**JOB:** Show every line of the records below that contains the word "uddybes".

----- RECORD SET -----

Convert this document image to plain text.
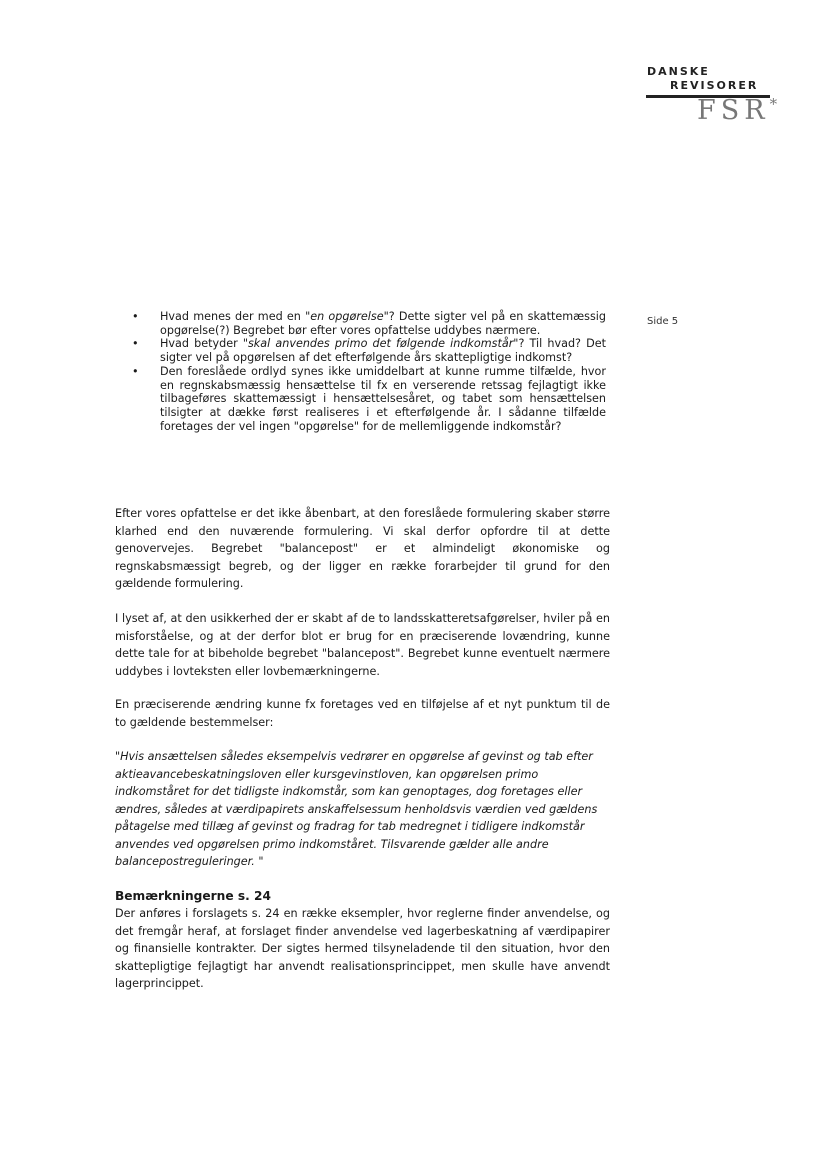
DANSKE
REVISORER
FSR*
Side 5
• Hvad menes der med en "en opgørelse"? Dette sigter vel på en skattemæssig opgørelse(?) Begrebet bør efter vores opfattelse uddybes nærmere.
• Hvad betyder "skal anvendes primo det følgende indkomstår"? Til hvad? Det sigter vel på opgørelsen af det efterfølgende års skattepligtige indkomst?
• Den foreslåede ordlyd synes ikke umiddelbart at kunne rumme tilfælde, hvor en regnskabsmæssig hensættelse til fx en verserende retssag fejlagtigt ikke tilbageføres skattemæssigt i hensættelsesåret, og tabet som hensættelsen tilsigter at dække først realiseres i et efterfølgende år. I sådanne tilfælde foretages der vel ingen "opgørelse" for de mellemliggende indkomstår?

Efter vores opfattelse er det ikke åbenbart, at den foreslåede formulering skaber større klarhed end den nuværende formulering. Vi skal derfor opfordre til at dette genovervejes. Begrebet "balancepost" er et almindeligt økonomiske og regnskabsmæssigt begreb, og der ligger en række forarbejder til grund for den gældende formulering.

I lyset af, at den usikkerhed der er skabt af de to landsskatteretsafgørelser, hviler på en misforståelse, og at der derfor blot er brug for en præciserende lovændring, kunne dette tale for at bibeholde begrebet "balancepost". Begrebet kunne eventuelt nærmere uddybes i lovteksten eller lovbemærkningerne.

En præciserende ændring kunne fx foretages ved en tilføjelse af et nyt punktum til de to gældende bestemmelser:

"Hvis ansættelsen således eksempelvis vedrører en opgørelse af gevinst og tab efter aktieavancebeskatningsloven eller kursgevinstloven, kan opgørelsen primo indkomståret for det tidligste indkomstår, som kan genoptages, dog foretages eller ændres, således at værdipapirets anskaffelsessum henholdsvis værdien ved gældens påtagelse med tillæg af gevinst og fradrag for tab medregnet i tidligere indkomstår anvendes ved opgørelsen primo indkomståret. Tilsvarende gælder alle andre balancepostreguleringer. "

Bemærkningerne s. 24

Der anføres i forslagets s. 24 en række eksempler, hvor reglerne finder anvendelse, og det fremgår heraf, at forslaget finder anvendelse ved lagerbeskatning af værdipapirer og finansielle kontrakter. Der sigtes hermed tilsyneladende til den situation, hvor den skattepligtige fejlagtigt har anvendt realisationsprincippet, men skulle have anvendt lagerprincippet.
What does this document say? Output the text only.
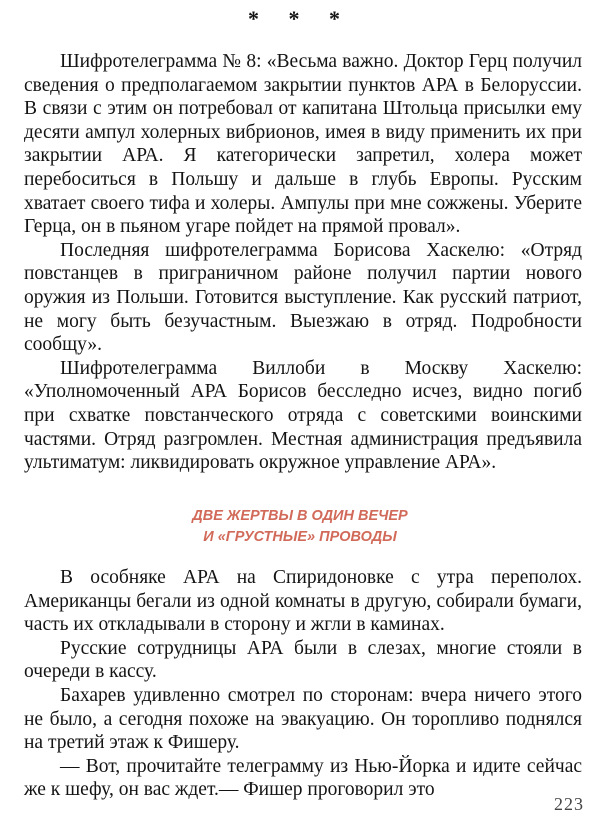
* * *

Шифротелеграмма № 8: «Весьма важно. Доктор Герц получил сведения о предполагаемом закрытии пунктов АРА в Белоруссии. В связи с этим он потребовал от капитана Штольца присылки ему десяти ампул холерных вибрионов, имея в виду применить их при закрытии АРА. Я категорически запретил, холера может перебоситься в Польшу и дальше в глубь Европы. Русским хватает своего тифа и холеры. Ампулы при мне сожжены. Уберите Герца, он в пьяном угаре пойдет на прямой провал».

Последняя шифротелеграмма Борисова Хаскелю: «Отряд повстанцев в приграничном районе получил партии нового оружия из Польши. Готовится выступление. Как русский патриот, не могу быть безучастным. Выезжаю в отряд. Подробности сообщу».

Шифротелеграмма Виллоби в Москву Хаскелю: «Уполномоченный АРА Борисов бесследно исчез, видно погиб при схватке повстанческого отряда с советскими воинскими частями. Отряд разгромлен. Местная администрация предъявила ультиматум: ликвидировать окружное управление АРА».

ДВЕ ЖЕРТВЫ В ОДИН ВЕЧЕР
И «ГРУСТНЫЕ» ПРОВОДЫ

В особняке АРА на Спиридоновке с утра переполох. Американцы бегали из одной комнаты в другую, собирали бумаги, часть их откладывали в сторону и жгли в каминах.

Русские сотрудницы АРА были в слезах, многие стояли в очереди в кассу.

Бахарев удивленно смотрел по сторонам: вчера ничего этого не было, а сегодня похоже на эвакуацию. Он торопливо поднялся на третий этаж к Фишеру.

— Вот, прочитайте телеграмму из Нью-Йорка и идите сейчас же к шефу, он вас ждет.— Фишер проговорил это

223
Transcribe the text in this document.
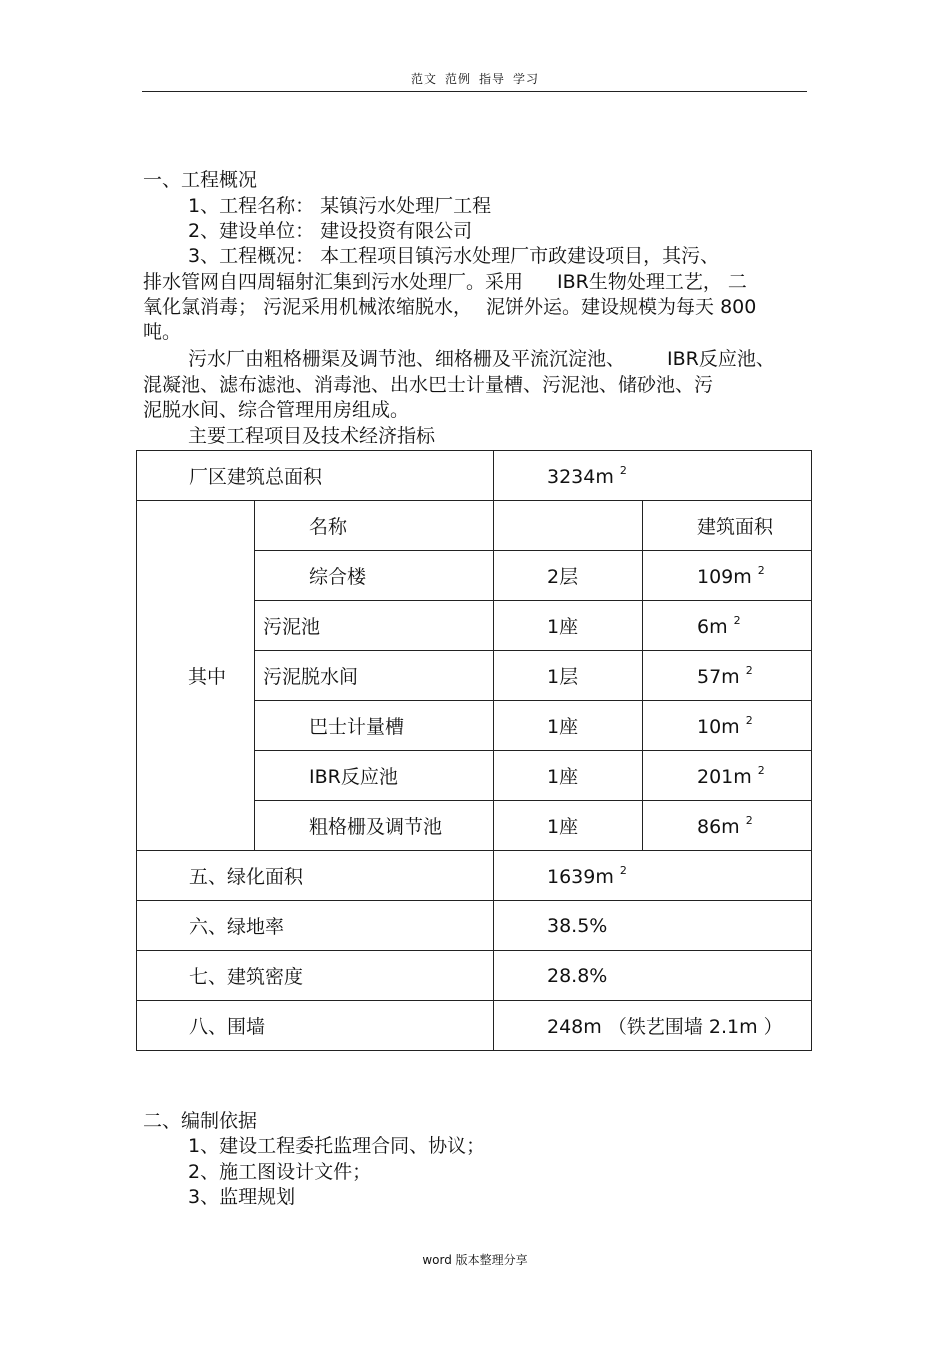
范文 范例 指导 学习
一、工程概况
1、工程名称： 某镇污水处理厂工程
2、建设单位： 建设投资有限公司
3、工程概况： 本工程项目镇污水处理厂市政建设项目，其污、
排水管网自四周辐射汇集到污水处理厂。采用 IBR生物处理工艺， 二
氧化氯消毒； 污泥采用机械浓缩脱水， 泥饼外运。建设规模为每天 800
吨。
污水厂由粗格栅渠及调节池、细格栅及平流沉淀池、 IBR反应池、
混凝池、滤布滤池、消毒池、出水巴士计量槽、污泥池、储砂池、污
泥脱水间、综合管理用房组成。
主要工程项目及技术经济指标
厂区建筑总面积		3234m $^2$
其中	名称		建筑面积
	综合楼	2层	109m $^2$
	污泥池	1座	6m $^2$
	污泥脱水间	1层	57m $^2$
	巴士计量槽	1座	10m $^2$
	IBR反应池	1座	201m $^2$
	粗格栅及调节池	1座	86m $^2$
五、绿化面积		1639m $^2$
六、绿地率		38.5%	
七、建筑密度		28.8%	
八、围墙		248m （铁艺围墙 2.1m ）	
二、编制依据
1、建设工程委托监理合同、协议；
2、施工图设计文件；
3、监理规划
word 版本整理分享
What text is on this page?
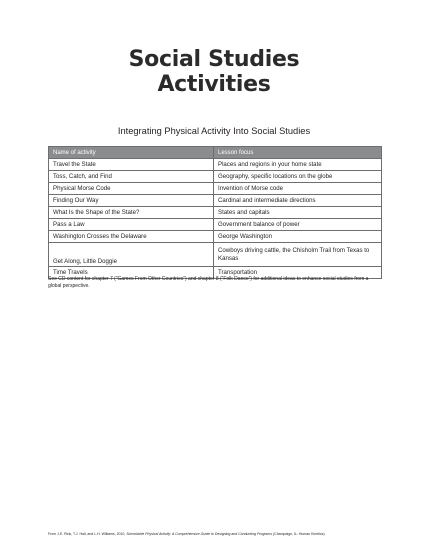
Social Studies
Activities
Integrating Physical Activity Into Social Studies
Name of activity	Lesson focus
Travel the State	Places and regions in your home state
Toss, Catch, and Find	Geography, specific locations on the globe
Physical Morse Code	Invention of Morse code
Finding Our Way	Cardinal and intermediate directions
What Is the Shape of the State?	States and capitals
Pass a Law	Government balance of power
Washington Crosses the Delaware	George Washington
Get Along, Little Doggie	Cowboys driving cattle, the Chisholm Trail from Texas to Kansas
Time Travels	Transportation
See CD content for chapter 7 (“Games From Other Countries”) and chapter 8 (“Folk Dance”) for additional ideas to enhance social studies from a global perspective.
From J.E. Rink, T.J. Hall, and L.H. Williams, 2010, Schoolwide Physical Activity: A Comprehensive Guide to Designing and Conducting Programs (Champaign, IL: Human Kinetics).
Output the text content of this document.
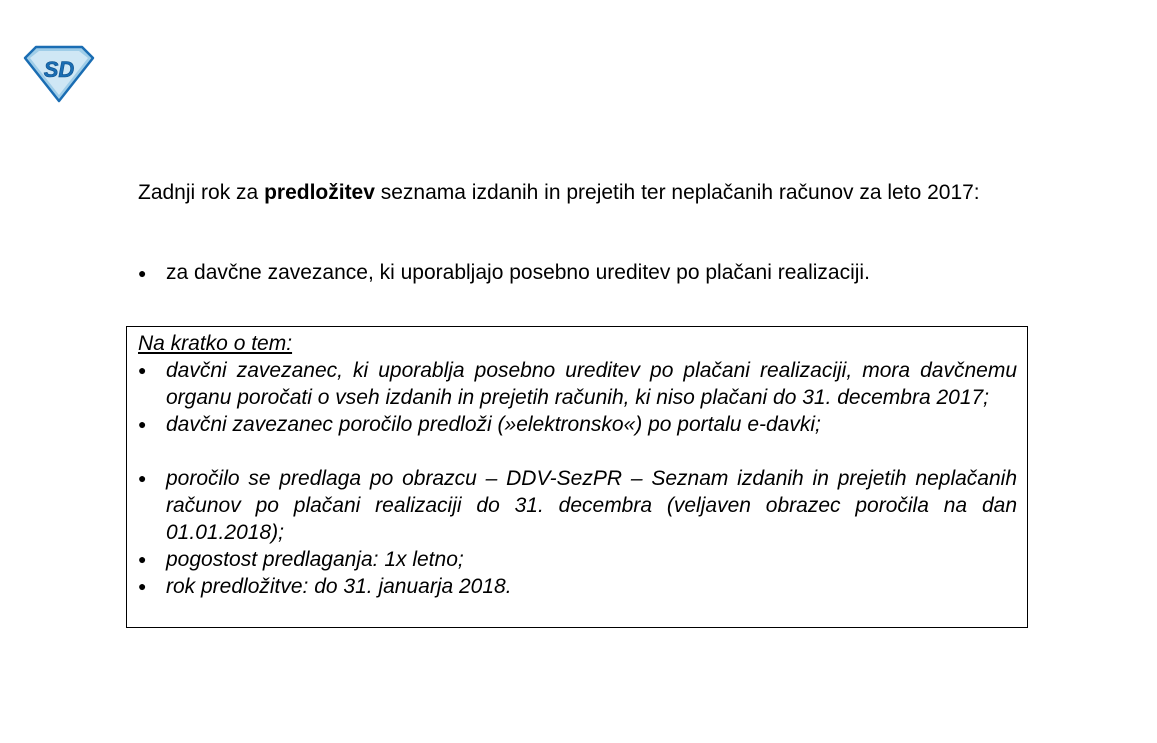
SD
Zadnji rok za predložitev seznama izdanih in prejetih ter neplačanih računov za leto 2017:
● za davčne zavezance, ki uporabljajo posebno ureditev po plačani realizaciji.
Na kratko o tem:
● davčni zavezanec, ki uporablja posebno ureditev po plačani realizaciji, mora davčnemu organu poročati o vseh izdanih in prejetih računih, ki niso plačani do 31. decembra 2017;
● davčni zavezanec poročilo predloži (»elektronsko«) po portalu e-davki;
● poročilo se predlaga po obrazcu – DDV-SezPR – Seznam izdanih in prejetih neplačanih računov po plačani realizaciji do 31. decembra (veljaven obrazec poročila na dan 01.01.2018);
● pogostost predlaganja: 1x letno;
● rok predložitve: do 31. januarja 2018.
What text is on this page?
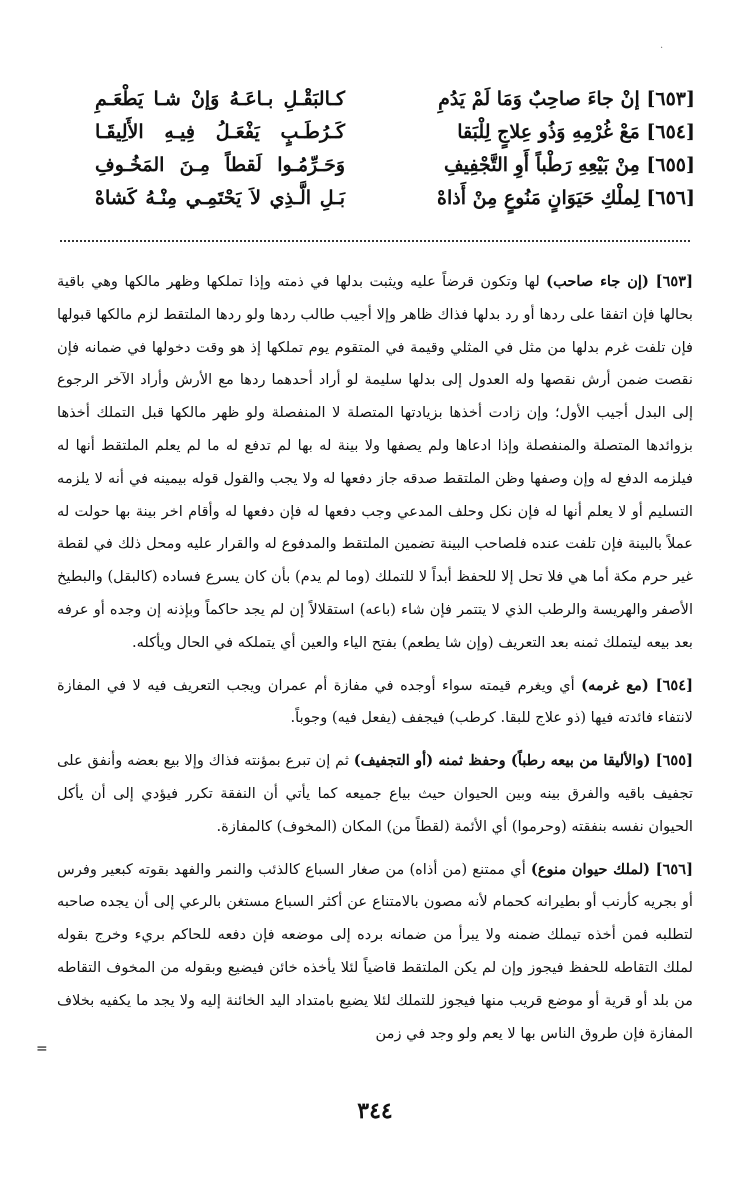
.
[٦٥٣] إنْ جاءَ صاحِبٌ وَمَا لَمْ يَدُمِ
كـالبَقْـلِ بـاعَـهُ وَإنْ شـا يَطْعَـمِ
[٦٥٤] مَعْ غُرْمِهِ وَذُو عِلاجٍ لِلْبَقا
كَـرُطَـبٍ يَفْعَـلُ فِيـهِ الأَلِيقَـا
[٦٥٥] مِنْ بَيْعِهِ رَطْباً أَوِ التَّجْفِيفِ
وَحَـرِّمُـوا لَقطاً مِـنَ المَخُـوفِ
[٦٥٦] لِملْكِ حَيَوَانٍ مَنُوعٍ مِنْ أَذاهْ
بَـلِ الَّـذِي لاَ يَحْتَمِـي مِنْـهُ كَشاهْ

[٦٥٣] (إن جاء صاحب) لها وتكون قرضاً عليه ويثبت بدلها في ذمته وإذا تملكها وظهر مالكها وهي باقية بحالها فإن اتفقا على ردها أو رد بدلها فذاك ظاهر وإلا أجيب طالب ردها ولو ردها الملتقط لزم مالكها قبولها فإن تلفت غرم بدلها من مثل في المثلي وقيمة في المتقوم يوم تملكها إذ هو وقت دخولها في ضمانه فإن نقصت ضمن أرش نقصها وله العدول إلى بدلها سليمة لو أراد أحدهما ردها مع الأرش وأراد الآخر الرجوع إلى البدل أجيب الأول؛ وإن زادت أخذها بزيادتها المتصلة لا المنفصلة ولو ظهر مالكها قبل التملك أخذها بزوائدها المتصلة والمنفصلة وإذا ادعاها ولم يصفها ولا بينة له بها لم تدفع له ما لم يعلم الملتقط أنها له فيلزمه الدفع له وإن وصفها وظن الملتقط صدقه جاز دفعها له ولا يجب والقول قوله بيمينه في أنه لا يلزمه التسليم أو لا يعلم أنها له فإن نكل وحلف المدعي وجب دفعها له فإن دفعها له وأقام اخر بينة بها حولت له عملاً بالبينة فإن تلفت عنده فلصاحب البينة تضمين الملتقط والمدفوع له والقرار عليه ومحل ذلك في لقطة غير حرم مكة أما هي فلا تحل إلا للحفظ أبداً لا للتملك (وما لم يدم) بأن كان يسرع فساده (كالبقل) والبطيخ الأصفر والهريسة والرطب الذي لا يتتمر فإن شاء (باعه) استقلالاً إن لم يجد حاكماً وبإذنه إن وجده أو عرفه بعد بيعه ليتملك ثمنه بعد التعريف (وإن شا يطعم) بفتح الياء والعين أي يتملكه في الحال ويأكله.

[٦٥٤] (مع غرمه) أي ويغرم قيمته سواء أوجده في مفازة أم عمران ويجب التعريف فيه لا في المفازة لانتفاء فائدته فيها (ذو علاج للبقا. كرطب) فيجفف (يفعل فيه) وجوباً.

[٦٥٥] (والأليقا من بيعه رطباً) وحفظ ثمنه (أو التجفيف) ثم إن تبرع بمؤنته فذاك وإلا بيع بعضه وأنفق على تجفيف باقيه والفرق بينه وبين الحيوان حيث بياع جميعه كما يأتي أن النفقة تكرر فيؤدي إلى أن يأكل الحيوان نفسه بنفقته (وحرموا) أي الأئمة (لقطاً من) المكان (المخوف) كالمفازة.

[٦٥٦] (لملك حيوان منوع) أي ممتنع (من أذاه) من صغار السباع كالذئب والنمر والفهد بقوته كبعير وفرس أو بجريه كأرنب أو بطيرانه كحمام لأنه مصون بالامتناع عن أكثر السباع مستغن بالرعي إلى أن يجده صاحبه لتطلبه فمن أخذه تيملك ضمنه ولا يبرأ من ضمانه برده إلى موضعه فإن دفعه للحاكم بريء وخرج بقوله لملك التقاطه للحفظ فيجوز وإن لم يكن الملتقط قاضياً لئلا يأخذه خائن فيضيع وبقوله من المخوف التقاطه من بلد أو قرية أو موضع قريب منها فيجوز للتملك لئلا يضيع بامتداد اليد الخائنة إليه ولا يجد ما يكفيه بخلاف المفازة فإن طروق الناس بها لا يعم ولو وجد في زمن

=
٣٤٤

-----

**RESULT:**
• Hvad menes der med en "en opgørelse"? Dette sigter vel på en skattemæssig opgørelse(?) Begrebet bør efter vores opfattelse uddybes nærmere.
I lyset af, at den usikkerhed der er skabt af de to landsskatteretsafgørelser, hviler på en misforståelse, og at der derfor blot er brug for en præciserende lovændring, kunne dette tale for at bibeholde begrebet "balancepost". Begrebet kunne eventuelt nærmere uddybes i lovteksten eller lovbemærkningerne.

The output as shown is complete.